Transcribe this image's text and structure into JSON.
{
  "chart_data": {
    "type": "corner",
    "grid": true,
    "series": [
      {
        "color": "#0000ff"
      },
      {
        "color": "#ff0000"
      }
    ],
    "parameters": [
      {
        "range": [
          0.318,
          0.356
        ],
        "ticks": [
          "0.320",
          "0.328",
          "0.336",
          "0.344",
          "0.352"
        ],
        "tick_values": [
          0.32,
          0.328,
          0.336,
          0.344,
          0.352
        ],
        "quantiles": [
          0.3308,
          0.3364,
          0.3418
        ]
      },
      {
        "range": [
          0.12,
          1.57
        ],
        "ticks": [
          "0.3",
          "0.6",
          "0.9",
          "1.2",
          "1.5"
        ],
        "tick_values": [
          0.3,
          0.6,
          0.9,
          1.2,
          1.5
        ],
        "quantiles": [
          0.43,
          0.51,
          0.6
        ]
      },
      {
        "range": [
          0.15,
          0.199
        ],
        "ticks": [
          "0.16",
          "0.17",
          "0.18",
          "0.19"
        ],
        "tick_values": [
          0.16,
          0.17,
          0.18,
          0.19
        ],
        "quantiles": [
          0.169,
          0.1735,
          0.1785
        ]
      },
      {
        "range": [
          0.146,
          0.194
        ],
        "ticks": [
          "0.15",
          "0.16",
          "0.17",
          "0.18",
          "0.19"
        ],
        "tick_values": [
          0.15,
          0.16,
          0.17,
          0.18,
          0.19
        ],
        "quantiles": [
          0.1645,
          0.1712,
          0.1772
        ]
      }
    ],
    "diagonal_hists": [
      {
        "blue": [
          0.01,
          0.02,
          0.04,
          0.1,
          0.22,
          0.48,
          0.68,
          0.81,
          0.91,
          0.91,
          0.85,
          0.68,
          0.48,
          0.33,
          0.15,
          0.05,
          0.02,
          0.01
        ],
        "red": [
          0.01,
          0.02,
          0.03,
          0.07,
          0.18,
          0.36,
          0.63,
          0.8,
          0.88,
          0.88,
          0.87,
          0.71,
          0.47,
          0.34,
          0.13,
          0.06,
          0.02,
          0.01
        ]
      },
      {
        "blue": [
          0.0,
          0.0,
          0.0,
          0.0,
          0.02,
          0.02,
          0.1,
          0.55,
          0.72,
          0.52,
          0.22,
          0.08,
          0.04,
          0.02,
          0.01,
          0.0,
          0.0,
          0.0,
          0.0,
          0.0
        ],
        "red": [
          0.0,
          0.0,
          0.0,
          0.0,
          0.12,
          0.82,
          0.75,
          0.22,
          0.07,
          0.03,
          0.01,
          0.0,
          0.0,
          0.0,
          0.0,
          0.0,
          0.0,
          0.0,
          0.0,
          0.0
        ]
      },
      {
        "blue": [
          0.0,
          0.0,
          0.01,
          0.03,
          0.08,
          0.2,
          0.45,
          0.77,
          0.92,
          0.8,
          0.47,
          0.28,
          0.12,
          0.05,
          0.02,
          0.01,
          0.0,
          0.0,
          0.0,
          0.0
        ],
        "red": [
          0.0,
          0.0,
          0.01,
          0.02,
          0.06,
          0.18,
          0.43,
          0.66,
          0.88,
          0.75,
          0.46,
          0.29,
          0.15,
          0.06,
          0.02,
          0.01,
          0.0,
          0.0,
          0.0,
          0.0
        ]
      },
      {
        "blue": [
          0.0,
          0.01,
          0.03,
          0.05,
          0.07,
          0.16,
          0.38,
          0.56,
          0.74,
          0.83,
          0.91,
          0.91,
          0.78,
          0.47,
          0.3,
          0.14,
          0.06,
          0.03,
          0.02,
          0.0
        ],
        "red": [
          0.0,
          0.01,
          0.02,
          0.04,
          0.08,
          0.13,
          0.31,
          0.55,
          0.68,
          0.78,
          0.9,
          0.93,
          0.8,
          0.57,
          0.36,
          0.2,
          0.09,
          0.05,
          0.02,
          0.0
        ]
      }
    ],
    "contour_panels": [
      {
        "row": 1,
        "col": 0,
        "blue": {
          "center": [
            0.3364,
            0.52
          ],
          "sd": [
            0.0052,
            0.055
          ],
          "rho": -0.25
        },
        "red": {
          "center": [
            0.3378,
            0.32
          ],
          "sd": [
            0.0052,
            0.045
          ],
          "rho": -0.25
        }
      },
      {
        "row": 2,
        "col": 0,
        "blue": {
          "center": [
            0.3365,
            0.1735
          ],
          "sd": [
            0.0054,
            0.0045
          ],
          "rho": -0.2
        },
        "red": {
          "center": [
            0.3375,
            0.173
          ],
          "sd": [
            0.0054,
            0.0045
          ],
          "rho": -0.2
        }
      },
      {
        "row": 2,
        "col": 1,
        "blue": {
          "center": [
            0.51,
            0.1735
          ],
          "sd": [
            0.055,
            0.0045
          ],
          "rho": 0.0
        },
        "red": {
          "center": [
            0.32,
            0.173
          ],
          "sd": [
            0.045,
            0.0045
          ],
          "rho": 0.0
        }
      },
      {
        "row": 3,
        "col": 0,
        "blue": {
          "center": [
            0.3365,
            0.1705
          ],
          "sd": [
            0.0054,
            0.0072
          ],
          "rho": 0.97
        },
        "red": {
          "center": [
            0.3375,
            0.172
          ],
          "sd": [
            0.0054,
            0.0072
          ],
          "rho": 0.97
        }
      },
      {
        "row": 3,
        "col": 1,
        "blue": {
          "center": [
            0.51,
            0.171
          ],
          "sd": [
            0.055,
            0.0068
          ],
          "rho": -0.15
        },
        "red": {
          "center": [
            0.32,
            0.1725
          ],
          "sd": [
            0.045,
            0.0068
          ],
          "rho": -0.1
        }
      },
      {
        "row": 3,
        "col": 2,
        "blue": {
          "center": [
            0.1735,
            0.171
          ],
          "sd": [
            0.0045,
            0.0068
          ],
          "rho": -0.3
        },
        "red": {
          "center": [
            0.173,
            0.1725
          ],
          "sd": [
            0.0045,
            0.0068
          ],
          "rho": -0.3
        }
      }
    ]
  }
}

## STATED GOAL
All entries shown above should be printed again exactly.

## WRITTEN RESPONSE
Transcribe this image's text and structure into JSON.
{
  "chart_data": {
    "type": "corner",
    "grid": true,
    "series": [
      {
        "color": "#0000ff"
      },
      {
        "color": "#ff0000"
      }
    ],
    "parameters": [
      {
        "range": [
          0.318,
          0.356
        ],
        "ticks": [
          "0.320",
          "0.328",
          "0.336",
          "0.344",
          "0.352"
        ],
        "tick_values": [
          0.32,
          0.328,
          0.336,
          0.344,
          0.352
        ],
        "quantiles": [
          0.3308,
          0.3364,
          0.3418
        ]
      },
      {
        "range": [
          0.12,
          1.57
        ],
        "ticks": [
          "0.3",
          "0.6",
          "0.9",
          "1.2",
          "1.5"
        ],
        "tick_values": [
          0.3,
          0.6,
          0.9,
          1.2,
          1.5
        ],
        "quantiles": [
          0.43,
          0.51,
          0.6
        ]
      },
      {
        "range": [
          0.15,
          0.199
        ],
        "ticks": [
          "0.16",
          "0.17",
          "0.18",
          "0.19"
        ],
        "tick_values": [
          0.16,
          0.17,
          0.18,
          0.19
        ],
        "quantiles": [
          0.169,
          0.1735,
          0.1785
        ]
      },
      {
        "range": [
          0.146,
          0.194
        ],
        "ticks": [
          "0.15",
          "0.16",
          "0.17",
          "0.18",
          "0.19"
        ],
        "tick_values": [
          0.15,
          0.16,
          0.17,
          0.18,
          0.19
        ],
        "quantiles": [
          0.1645,
          0.1712,
          0.1772
        ]
      }
    ],
    "diagonal_hists": [
      {
        "blue": [
          0.01,
          0.02,
          0.04,
          0.1,
          0.22,
          0.48,
          0.68,
          0.81,
          0.91,
          0.91,
          0.85,
          0.68,
          0.48,
          0.33,
          0.15,
          0.05,
          0.02,
          0.01
        ],
        "red": [
          0.01,
          0.02,
          0.03,
          0.07,
          0.18,
          0.36,
          0.63,
          0.8,
          0.88,
          0.88,
          0.87,
          0.71,
          0.47,
          0.34,
          0.13,
          0.06,
          0.02,
          0.01
        ]
      },
      {
        "blue": [
          0.0,
          0.0,
          0.0,
          0.0,
          0.02,
          0.02,
          0.1,
          0.55,
          0.72,
          0.52,
          0.22,
          0.08,
          0.04,
          0.02,
          0.01,
          0.0,
          0.0,
          0.0,
          0.0,
          0.0
        ],
        "red": [
          0.0,
          0.0,
          0.0,
          0.0,
          0.12,
          0.82,
          0.75,
          0.22,
          0.07,
          0.03,
          0.01,
          0.0,
          0.0,
          0.0,
          0.0,
          0.0,
          0.0,
          0.0,
          0.0,
          0.0
        ]
      },
      {
        "blue": [
          0.0,
          0.0,
          0.01,
          0.03,
          0.08,
          0.2,
          0.45,
          0.77,
          0.92,
          0.8,
          0.47,
          0.28,
          0.12,
          0.05,
          0.02,
          0.01,
          0.0,
          0.0,
          0.0,
          0.0
        ],
        "red": [
          0.0,
          0.0,
          0.01,
          0.02,
          0.06,
          0.18,
          0.43,
          0.66,
          0.88,
          0.75,
          0.46,
          0.29,
          0.15,
          0.06,
          0.02,
          0.01,
          0.0,
          0.0,
          0.0,
          0.0
        ]
      },
      {
        "blue": [
          0.0,
          0.01,
          0.03,
          0.05,
          0.07,
          0.16,
          0.38,
          0.56,
          0.74,
          0.83,
          0.91,
          0.91,
          0.78,
          0.47,
          0.3,
          0.14,
          0.06,
          0.03,
          0.02,
          0.0
        ],
        "red": [
          0.0,
          0.01,
          0.02,
          0.04,
          0.08,
          0.13,
          0.31,
          0.55,
          0.68,
          0.78,
          0.9,
          0.93,
          0.8,
          0.57,
          0.36,
          0.2,
          0.09,
          0.05,
          0.02,
          0.0
        ]
      }
    ],
    "contour_panels": [
      {
        "row": 1,
        "col": 0,
        "blue": {
          "center": [
            0.3364,
            0.52
          ],
          "sd": [
            0.0052,
            0.055
          ],
          "rho": -0.25
        },
        "red": {
          "center": [
            0.3378,
            0.32
          ],
          "sd": [
            0.0052,
            0.045
          ],
          "rho": -0.25
        }
      },
      {
        "row": 2,
        "col": 0,
        "blue": {
          "center": [
            0.3365,
            0.1735
          ],
          "sd": [
            0.0054,
            0.0045
          ],
          "rho": -0.2
        },
        "red": {
          "center": [
            0.3375,
            0.173
          ],
          "sd": [
            0.0054,
            0.0045
          ],
          "rho": -0.2
        }
      },
      {
        "row": 2,
        "col": 1,
        "blue": {
          "center": [
            0.51,
            0.1735
          ],
          "sd": [
            0.055,
            0.0045
          ],
          "rho": 0.0
        },
        "red": {
          "center": [
            0.32,
            0.173
          ],
          "sd": [
            0.045,
            0.0045
          ],
          "rho": 0.0
        }
      },
      {
        "row": 3,
        "col": 0,
        "blue": {
          "center": [
            0.3365,
            0.1705
          ],
          "sd": [
            0.0054,
            0.0072
          ],
          "rho": 0.97
        },
        "red": {
          "center": [
            0.3375,
            0.172
          ],
          "sd": [
            0.0054,
            0.0072
          ],
          "rho": 0.97
        }
      },
      {
        "row": 3,
        "col": 1,
        "blue": {
          "center": [
            0.51,
            0.171
          ],
          "sd": [
            0.055,
            0.0068
          ],
          "rho": -0.15
        },
        "red": {
          "center": [
            0.32,
            0.1725
          ],
          "sd": [
            0.045,
            0.0068
          ],
          "rho": -0.1
        }
      },
      {
        "row": 3,
        "col": 2,
        "blue": {
          "center": [
            0.1735,
            0.171
          ],
          "sd": [
            0.0045,
            0.0068
          ],
          "rho": -0.3
        },
        "red": {
          "center": [
            0.173,
            0.1725
          ],
          "sd": [
            0.0045,
            0.0068
          ],
          "rho": -0.3
        }
      }
    ]
  }
}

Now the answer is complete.